_What you will do:_ Among the records that follow, count the lines with the string "JSON"; report only that count.

_Material for this task:_
## start
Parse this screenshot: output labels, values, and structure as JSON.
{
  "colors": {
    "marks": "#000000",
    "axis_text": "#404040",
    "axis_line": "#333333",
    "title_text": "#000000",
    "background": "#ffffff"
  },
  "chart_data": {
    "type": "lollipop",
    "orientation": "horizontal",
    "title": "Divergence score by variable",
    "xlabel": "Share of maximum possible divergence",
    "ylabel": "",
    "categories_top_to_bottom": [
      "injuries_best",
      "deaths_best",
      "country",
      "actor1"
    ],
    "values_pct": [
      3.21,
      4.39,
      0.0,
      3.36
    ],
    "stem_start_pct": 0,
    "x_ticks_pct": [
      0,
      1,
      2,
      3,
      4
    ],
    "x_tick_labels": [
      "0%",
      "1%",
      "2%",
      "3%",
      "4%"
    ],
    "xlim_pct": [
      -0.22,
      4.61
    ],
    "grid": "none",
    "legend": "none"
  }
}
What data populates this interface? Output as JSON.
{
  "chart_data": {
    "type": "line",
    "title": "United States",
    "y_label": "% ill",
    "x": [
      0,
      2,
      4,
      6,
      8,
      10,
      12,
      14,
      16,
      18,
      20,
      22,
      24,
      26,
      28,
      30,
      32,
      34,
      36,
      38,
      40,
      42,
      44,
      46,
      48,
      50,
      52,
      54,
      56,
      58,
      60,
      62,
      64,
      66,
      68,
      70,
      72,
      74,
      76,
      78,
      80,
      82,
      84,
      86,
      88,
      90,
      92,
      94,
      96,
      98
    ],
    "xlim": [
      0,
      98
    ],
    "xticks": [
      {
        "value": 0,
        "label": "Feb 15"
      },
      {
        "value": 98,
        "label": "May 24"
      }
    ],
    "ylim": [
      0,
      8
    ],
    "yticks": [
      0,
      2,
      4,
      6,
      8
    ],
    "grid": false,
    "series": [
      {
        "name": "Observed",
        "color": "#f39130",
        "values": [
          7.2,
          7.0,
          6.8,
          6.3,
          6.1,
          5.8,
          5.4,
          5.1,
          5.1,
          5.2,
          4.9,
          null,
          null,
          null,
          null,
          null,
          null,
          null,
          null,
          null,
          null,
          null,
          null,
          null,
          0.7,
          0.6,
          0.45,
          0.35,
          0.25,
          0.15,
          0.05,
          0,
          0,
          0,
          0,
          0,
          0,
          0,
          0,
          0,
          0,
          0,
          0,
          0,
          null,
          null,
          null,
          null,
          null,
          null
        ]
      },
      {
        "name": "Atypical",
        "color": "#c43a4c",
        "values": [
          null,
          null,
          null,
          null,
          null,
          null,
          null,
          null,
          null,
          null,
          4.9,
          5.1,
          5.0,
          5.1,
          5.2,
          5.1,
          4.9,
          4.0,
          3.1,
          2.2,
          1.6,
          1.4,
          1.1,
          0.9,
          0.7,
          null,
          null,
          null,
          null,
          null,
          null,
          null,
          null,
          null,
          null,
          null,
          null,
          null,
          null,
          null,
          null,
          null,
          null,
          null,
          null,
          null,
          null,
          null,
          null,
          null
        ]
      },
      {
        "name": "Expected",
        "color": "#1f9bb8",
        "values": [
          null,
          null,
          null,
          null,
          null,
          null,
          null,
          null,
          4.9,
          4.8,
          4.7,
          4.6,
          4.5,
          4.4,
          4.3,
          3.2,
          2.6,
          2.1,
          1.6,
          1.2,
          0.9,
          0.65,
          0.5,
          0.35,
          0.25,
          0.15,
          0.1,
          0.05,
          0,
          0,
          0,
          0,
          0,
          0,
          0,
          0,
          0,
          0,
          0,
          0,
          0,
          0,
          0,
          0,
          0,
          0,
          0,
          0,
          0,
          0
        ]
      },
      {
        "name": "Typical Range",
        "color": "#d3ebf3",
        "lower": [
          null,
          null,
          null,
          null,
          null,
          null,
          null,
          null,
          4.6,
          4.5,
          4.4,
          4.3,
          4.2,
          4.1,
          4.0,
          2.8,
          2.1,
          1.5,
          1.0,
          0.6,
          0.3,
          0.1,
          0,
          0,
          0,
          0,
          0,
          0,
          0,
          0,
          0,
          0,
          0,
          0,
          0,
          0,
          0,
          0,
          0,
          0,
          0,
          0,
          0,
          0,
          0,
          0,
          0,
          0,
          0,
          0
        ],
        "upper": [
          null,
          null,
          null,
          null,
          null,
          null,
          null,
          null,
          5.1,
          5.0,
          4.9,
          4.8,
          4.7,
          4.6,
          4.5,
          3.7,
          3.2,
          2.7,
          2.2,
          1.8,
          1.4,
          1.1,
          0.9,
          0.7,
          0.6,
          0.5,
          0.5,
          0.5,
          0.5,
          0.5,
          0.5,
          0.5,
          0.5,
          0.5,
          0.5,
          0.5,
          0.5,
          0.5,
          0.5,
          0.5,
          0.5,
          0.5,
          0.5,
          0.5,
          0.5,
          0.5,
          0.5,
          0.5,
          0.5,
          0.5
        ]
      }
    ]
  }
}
## end
_Finished task:_ 2